• [Dataset records]:
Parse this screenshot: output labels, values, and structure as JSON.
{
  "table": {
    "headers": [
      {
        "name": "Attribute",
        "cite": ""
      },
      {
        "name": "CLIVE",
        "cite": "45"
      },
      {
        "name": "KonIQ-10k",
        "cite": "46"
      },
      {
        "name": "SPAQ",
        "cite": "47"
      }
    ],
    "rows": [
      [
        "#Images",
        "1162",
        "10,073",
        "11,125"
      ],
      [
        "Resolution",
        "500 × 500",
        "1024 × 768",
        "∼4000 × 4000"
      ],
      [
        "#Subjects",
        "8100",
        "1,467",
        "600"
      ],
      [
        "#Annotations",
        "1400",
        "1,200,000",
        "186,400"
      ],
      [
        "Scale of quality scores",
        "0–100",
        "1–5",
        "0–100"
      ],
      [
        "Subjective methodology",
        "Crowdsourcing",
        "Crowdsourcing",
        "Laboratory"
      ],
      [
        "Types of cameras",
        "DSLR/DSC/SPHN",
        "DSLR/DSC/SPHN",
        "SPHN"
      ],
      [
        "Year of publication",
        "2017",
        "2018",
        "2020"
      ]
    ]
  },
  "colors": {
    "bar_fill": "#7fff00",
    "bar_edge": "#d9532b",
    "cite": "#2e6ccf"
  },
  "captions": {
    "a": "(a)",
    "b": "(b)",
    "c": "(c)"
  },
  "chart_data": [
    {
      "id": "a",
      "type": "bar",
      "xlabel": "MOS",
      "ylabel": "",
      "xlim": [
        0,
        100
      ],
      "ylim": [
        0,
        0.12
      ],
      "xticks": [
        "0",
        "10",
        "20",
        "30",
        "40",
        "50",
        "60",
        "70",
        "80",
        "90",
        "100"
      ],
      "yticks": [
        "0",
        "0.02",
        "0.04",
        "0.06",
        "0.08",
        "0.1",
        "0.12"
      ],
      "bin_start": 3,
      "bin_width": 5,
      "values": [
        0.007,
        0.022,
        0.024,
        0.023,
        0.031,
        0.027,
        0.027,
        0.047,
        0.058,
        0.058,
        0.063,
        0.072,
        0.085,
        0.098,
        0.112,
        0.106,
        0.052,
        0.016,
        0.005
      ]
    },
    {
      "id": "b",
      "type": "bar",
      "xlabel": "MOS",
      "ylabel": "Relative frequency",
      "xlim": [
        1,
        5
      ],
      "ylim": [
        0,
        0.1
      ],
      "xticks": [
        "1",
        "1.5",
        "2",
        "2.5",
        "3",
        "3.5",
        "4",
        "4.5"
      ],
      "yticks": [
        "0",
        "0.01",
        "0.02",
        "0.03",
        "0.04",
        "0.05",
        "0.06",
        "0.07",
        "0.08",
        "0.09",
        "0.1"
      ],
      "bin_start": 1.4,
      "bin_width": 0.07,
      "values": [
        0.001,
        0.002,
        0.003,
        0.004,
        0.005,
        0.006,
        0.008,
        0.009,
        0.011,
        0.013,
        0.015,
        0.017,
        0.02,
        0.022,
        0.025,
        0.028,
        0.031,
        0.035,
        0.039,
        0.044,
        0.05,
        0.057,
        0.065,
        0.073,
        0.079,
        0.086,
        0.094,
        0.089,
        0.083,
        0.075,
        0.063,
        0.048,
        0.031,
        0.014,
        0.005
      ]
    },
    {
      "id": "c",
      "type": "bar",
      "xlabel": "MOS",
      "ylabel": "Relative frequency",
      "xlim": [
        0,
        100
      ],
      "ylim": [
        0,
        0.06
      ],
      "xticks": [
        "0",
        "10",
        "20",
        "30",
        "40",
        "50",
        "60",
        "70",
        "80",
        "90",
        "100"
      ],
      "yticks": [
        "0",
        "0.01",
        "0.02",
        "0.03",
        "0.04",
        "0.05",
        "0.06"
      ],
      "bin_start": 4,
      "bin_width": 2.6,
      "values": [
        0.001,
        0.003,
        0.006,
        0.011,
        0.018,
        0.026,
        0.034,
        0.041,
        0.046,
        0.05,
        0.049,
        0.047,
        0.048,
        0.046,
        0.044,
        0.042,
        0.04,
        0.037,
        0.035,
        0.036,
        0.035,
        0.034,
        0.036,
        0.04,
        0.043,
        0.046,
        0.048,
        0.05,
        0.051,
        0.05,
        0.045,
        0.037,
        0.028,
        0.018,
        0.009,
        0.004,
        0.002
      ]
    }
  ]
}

• [Aim of the task]: Find the word "cite" in the entries, and copy every line it shows up in.

• [Output below]:
        "cite": ""
        "cite": "45"
        "cite": "46"
        "cite": "47"
    "cite": "#2e6ccf"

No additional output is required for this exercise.